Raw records
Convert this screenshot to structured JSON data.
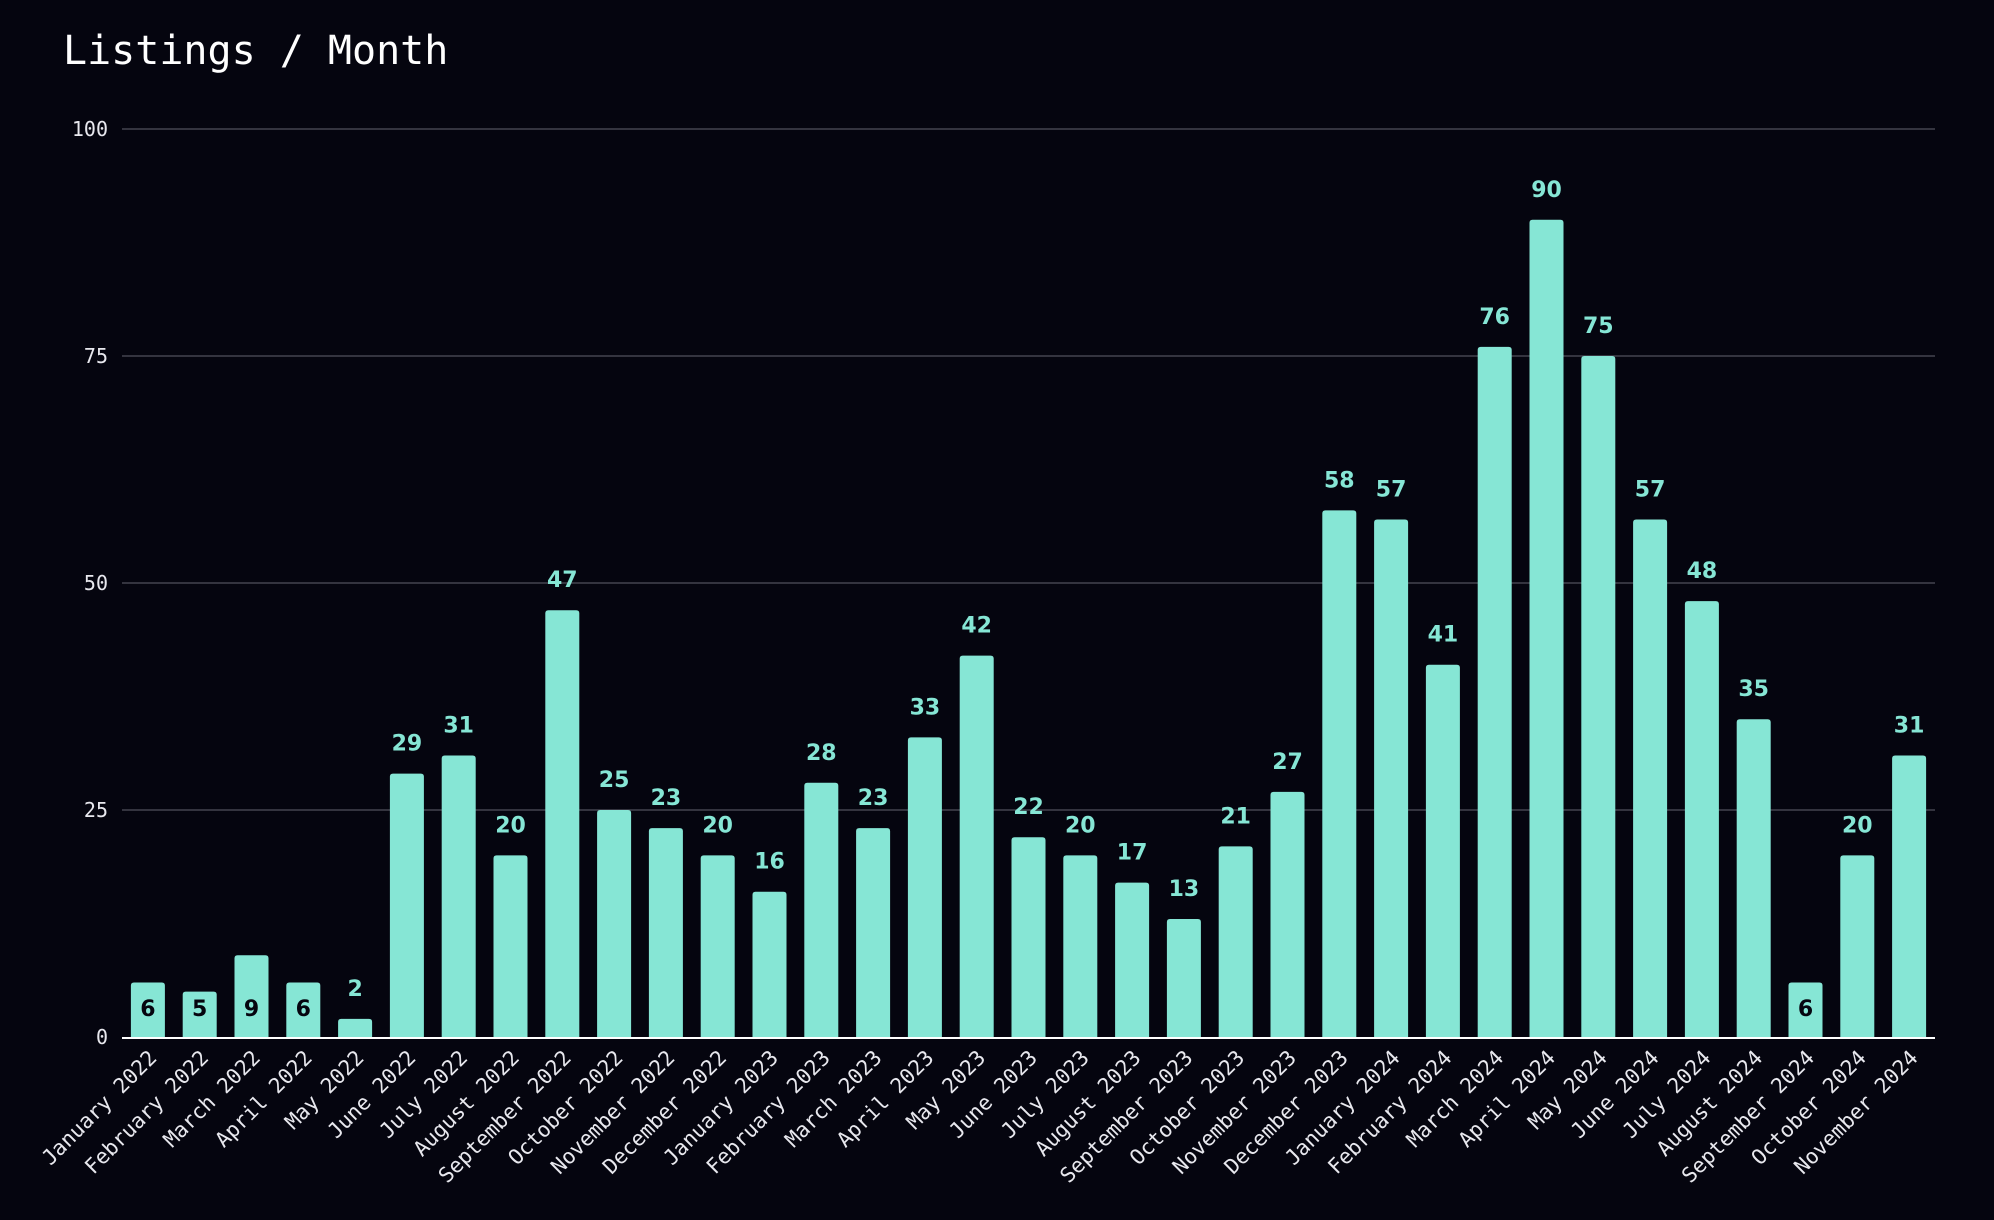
{
  "colors": {
    "background": "#05050f",
    "bar": "#86e6d5",
    "gridline": "#34343f",
    "axis": "#ffffff",
    "label_outside": "#86e6d5",
    "label_inside": "#05050f",
    "text": "#e8e8ee"
  },
  "chart_data": {
    "type": "bar",
    "title": "Listings / Month",
    "xlabel": "",
    "ylabel": "",
    "ylim": [
      0,
      100
    ],
    "yticks": [
      0,
      25,
      50,
      75,
      100
    ],
    "grid": true,
    "legend": "none",
    "categories": [
      "January 2022",
      "February 2022",
      "March 2022",
      "April 2022",
      "May 2022",
      "June 2022",
      "July 2022",
      "August 2022",
      "September 2022",
      "October 2022",
      "November 2022",
      "December 2022",
      "January 2023",
      "February 2023",
      "March 2023",
      "April 2023",
      "May 2023",
      "June 2023",
      "July 2023",
      "August 2023",
      "September 2023",
      "October 2023",
      "November 2023",
      "December 2023",
      "January 2024",
      "February 2024",
      "March 2024",
      "April 2024",
      "May 2024",
      "June 2024",
      "July 2024",
      "August 2024",
      "September 2024",
      "October 2024",
      "November 2024"
    ],
    "values": [
      6,
      5,
      9,
      6,
      2,
      29,
      31,
      20,
      47,
      25,
      23,
      20,
      16,
      28,
      23,
      33,
      42,
      22,
      20,
      17,
      13,
      21,
      27,
      58,
      57,
      41,
      76,
      90,
      75,
      57,
      48,
      35,
      6,
      20,
      31
    ]
  }
}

• **What the task requires**
Filter the entries above down to the lines containing the word "October".

• **Exercise solution**
      "October 2022",
      "October 2023",
      "October 2024",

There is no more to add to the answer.